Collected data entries
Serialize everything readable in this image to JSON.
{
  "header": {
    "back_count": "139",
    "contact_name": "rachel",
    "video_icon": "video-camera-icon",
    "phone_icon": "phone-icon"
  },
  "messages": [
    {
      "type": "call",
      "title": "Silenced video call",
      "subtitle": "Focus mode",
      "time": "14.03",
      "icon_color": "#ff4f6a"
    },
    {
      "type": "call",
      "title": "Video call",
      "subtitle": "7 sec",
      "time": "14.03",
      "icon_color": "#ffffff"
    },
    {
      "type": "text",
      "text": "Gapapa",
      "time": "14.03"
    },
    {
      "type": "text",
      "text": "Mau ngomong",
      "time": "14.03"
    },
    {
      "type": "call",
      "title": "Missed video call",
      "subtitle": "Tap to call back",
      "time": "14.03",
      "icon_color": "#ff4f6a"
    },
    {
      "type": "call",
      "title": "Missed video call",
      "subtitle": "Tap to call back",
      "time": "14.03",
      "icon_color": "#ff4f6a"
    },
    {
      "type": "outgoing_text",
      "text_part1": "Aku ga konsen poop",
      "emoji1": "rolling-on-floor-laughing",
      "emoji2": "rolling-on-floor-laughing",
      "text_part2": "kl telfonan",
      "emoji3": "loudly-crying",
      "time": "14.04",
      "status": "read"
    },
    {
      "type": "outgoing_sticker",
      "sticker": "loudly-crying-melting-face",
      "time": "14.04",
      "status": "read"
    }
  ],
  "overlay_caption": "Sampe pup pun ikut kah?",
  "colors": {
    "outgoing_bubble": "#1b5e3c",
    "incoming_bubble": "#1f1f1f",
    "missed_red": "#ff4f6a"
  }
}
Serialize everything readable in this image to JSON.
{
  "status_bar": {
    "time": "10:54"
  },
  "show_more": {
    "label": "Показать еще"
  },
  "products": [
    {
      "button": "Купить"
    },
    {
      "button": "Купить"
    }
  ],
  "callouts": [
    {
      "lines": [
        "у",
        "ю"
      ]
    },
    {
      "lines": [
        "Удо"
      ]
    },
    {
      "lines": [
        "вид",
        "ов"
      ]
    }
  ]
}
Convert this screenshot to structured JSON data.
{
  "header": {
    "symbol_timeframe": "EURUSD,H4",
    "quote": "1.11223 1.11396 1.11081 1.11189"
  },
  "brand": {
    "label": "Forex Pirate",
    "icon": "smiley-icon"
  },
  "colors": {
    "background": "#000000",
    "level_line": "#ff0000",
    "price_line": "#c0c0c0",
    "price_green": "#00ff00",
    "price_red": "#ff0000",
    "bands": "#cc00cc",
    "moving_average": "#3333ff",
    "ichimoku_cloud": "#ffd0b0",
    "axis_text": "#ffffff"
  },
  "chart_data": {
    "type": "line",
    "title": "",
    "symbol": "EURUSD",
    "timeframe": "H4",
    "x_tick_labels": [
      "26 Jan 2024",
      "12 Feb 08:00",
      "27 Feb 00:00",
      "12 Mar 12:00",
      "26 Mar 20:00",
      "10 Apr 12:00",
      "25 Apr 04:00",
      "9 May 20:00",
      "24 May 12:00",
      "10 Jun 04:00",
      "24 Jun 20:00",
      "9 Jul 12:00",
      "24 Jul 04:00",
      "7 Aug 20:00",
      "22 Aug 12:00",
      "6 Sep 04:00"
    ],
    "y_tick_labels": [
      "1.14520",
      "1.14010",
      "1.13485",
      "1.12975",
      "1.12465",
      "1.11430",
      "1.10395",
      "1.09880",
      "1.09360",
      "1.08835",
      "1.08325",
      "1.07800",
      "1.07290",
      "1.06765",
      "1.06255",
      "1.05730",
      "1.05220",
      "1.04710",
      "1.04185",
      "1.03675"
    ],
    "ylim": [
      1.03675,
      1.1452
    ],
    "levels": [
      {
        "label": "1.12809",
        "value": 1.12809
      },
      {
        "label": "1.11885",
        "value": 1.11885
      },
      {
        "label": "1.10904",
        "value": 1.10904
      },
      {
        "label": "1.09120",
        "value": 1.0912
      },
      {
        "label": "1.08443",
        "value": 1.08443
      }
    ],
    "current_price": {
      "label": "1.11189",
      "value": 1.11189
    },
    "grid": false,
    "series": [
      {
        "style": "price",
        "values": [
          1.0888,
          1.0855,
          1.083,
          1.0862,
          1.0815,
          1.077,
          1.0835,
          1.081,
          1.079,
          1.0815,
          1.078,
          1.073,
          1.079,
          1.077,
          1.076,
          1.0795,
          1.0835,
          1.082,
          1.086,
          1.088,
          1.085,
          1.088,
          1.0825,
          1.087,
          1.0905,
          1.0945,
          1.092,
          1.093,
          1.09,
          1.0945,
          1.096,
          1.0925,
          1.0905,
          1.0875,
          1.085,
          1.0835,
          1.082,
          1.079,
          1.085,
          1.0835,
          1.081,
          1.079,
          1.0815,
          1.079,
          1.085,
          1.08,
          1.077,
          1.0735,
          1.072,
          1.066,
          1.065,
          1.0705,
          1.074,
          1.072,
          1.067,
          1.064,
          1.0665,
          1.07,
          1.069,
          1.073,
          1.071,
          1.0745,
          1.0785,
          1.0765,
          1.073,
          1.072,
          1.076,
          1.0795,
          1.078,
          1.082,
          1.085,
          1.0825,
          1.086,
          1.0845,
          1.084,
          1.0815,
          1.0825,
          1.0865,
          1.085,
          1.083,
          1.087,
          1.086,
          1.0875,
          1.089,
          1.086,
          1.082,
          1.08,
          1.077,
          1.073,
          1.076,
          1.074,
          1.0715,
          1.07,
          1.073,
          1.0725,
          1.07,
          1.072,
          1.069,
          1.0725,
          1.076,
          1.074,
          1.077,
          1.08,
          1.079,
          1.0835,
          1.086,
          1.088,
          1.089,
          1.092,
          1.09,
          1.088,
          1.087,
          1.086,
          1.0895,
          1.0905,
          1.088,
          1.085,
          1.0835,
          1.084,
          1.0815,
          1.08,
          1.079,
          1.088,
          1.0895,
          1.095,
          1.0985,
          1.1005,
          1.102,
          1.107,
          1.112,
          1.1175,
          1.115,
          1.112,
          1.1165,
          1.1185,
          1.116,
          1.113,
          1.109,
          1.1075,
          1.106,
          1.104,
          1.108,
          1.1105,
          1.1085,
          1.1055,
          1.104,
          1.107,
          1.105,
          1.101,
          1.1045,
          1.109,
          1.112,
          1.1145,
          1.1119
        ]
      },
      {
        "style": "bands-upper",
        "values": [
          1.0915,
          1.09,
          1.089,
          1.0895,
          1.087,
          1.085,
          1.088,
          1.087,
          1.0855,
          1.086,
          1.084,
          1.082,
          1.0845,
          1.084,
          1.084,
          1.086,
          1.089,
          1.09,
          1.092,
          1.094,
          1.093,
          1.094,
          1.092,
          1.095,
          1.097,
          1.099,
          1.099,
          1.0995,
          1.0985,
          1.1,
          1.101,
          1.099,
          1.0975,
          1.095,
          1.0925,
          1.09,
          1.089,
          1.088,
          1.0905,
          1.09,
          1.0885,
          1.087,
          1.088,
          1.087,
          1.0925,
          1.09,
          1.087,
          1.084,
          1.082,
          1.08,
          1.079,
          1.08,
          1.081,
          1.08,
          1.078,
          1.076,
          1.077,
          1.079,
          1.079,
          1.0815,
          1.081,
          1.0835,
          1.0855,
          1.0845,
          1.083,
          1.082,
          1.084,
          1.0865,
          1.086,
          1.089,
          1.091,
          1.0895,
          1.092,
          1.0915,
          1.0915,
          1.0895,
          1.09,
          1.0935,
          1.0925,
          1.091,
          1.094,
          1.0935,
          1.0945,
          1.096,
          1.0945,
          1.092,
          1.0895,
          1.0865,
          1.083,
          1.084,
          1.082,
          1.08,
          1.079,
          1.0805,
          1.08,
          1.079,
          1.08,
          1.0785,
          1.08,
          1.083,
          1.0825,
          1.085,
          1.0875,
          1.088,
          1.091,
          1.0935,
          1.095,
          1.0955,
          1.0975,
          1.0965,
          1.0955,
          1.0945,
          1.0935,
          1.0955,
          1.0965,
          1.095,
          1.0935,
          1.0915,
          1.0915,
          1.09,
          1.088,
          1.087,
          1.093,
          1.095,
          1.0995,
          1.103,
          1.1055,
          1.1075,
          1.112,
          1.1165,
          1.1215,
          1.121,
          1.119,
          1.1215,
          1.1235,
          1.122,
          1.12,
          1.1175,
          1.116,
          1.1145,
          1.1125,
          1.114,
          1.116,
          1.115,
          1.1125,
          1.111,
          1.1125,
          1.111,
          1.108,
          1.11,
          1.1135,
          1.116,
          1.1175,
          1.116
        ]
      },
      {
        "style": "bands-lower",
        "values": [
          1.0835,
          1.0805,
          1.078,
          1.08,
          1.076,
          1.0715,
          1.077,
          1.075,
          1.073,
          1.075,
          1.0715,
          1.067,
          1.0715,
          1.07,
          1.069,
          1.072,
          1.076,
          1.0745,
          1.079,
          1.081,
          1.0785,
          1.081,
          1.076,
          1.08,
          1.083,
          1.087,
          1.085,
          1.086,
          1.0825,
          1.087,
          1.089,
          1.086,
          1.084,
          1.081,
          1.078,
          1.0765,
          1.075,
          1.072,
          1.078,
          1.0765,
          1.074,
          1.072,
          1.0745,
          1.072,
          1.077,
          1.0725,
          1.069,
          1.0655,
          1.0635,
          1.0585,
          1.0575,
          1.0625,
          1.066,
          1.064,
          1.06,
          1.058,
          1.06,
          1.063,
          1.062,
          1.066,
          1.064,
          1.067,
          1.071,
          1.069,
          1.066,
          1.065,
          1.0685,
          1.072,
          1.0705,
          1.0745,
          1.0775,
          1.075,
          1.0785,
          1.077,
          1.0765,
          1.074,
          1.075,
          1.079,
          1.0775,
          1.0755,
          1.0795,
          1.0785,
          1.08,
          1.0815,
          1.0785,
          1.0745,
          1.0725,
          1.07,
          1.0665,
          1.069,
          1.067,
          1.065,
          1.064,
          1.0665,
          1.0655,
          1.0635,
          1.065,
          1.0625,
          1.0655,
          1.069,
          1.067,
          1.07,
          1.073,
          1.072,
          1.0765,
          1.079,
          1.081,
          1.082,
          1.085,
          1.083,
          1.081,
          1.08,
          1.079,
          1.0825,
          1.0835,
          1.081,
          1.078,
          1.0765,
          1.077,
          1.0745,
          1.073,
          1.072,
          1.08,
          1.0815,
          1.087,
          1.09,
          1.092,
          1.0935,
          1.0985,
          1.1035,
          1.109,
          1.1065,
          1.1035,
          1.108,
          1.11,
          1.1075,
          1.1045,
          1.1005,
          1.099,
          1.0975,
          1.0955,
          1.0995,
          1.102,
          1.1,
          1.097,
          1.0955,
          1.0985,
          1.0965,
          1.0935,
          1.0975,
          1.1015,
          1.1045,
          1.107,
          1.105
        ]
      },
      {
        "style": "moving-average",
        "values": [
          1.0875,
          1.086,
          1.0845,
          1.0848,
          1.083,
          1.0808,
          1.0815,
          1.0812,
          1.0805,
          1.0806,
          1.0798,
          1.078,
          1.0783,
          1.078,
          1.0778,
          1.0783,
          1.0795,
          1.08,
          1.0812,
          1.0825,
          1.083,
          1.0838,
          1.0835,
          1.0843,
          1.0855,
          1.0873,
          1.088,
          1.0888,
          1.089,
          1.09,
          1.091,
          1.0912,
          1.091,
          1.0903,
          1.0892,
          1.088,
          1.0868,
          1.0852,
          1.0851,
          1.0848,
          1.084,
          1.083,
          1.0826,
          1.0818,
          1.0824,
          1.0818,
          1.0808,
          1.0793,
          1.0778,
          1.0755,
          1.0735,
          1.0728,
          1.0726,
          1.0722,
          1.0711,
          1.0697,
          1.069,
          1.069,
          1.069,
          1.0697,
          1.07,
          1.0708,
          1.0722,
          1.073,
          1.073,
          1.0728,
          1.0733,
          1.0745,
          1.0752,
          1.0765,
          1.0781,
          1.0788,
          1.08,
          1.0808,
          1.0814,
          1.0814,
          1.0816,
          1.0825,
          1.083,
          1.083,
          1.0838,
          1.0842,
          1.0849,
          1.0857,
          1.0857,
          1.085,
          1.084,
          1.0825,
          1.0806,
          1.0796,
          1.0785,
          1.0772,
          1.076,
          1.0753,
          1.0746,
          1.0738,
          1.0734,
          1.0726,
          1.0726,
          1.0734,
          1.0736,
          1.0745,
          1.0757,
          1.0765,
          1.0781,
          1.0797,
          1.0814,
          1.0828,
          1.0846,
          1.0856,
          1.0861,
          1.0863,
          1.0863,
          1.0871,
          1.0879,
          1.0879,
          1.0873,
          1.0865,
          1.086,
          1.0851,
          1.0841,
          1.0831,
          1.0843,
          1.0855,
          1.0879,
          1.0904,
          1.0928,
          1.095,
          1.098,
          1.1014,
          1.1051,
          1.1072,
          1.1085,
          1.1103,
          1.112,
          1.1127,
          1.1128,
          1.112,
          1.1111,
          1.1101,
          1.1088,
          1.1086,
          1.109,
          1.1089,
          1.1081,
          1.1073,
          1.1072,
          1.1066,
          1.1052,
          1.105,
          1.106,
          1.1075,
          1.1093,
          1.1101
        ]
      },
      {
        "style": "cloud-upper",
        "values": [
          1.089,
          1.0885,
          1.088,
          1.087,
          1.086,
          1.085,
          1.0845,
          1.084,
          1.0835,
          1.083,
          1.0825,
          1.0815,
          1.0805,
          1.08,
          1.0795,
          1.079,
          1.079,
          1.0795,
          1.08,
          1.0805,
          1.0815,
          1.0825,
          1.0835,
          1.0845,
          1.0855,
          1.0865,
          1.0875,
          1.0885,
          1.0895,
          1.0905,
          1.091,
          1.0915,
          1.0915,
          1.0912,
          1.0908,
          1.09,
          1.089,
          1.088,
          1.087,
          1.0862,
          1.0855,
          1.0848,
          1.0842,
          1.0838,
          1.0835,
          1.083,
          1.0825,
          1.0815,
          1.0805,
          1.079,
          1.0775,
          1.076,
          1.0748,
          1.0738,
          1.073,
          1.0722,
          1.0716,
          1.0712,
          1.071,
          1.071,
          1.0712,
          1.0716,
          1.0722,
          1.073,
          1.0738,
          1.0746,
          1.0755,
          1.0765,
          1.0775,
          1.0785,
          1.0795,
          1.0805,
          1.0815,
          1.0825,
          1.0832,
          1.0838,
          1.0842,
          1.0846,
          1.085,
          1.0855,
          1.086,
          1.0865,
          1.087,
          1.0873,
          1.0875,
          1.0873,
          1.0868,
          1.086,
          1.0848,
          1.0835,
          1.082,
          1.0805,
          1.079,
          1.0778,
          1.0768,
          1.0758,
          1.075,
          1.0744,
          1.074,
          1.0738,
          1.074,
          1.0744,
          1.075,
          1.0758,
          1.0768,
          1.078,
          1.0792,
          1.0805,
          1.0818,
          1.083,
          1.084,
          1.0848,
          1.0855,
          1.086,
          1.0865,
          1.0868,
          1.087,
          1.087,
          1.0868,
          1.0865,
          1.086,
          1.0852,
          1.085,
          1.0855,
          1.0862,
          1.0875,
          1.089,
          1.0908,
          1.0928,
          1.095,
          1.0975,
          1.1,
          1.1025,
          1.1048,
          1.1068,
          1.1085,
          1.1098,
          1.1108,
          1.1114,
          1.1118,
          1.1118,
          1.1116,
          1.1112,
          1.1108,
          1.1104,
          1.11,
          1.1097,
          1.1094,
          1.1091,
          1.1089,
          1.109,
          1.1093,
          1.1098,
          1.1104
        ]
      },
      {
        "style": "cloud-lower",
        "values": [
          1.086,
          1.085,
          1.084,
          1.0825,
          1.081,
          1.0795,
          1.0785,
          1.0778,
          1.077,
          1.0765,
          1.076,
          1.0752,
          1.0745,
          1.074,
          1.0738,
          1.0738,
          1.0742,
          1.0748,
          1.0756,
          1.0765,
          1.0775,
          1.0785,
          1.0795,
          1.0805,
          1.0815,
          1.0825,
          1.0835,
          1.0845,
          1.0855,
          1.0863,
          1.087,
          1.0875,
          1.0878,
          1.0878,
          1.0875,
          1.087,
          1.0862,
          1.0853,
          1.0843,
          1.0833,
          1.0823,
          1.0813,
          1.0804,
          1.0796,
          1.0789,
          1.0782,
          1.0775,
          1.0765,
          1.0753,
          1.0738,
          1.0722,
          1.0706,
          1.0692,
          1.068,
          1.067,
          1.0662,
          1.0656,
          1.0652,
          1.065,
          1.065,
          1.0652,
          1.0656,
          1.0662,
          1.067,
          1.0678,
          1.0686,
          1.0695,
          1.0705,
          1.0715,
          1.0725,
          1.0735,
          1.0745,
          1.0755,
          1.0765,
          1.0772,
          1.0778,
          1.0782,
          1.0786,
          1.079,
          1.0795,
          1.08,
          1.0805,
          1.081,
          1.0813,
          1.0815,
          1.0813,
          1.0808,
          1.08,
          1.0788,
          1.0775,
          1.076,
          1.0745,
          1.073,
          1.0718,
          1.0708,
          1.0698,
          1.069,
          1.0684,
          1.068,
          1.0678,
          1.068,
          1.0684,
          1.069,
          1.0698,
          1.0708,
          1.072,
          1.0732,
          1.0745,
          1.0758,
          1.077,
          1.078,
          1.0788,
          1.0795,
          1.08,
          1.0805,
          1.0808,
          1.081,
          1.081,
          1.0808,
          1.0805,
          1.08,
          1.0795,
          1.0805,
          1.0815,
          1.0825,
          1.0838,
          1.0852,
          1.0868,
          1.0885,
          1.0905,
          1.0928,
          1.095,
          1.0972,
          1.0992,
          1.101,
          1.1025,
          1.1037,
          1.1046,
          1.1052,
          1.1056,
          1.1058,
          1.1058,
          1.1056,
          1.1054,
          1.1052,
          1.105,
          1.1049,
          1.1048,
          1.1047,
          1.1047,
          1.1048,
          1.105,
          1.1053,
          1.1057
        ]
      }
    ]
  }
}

▶ _Exercise task_:
Check every line of the records above for the string "EURUSD" and say how many contain it, giving the number alone.

▶ _Response_:
2